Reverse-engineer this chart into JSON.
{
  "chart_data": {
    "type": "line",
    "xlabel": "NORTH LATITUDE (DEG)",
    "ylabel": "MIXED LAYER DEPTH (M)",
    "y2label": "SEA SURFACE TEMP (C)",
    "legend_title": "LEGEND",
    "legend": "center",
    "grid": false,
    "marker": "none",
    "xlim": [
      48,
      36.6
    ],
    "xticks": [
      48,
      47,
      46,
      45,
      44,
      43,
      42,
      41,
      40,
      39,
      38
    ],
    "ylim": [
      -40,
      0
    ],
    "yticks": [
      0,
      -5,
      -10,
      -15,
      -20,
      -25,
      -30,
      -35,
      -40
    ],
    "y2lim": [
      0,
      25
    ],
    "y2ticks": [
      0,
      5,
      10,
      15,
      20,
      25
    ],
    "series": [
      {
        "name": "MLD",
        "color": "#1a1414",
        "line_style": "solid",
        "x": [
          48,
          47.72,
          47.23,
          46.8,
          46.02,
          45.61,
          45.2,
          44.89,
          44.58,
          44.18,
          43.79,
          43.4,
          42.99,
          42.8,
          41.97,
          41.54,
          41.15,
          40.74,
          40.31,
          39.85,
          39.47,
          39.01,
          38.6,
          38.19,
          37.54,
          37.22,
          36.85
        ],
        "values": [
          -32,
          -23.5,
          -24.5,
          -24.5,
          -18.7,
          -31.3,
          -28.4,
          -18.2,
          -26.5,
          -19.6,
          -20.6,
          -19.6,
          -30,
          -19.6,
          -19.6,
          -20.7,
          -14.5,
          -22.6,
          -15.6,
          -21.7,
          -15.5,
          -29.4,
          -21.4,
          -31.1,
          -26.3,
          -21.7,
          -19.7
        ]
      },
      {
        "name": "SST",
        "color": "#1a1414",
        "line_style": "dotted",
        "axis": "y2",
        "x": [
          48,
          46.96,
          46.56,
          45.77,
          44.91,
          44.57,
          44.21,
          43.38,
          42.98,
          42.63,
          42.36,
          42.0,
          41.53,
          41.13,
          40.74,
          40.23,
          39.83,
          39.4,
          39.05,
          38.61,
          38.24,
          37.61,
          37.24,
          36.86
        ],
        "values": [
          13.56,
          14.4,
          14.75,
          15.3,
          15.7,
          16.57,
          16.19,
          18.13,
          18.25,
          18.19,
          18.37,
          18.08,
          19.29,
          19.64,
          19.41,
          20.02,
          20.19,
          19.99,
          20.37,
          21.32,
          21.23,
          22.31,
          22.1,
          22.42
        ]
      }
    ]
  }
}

## Objective
Using the data above, output each line exactly.

## Written solution
Reverse-engineer this chart into JSON.
{
  "chart_data": {
    "type": "line",
    "xlabel": "NORTH LATITUDE (DEG)",
    "ylabel": "MIXED LAYER DEPTH (M)",
    "y2label": "SEA SURFACE TEMP (C)",
    "legend_title": "LEGEND",
    "legend": "center",
    "grid": false,
    "marker": "none",
    "xlim": [
      48,
      36.6
    ],
    "xticks": [
      48,
      47,
      46,
      45,
      44,
      43,
      42,
      41,
      40,
      39,
      38
    ],
    "ylim": [
      -40,
      0
    ],
    "yticks": [
      0,
      -5,
      -10,
      -15,
      -20,
      -25,
      -30,
      -35,
      -40
    ],
    "y2lim": [
      0,
      25
    ],
    "y2ticks": [
      0,
      5,
      10,
      15,
      20,
      25
    ],
    "series": [
      {
        "name": "MLD",
        "color": "#1a1414",
        "line_style": "solid",
        "x": [
          48,
          47.72,
          47.23,
          46.8,
          46.02,
          45.61,
          45.2,
          44.89,
          44.58,
          44.18,
          43.79,
          43.4,
          42.99,
          42.8,
          41.97,
          41.54,
          41.15,
          40.74,
          40.31,
          39.85,
          39.47,
          39.01,
          38.6,
          38.19,
          37.54,
          37.22,
          36.85
        ],
        "values": [
          -32,
          -23.5,
          -24.5,
          -24.5,
          -18.7,
          -31.3,
          -28.4,
          -18.2,
          -26.5,
          -19.6,
          -20.6,
          -19.6,
          -30,
          -19.6,
          -19.6,
          -20.7,
          -14.5,
          -22.6,
          -15.6,
          -21.7,
          -15.5,
          -29.4,
          -21.4,
          -31.1,
          -26.3,
          -21.7,
          -19.7
        ]
      },
      {
        "name": "SST",
        "color": "#1a1414",
        "line_style": "dotted",
        "axis": "y2",
        "x": [
          48,
          46.96,
          46.56,
          45.77,
          44.91,
          44.57,
          44.21,
          43.38,
          42.98,
          42.63,
          42.36,
          42.0,
          41.53,
          41.13,
          40.74,
          40.23,
          39.83,
          39.4,
          39.05,
          38.61,
          38.24,
          37.61,
          37.24,
          36.86
        ],
        "values": [
          13.56,
          14.4,
          14.75,
          15.3,
          15.7,
          16.57,
          16.19,
          18.13,
          18.25,
          18.19,
          18.37,
          18.08,
          19.29,
          19.64,
          19.41,
          20.02,
          20.19,
          19.99,
          20.37,
          21.32,
          21.23,
          22.31,
          22.1,
          22.42
        ]
      }
    ]
  }
}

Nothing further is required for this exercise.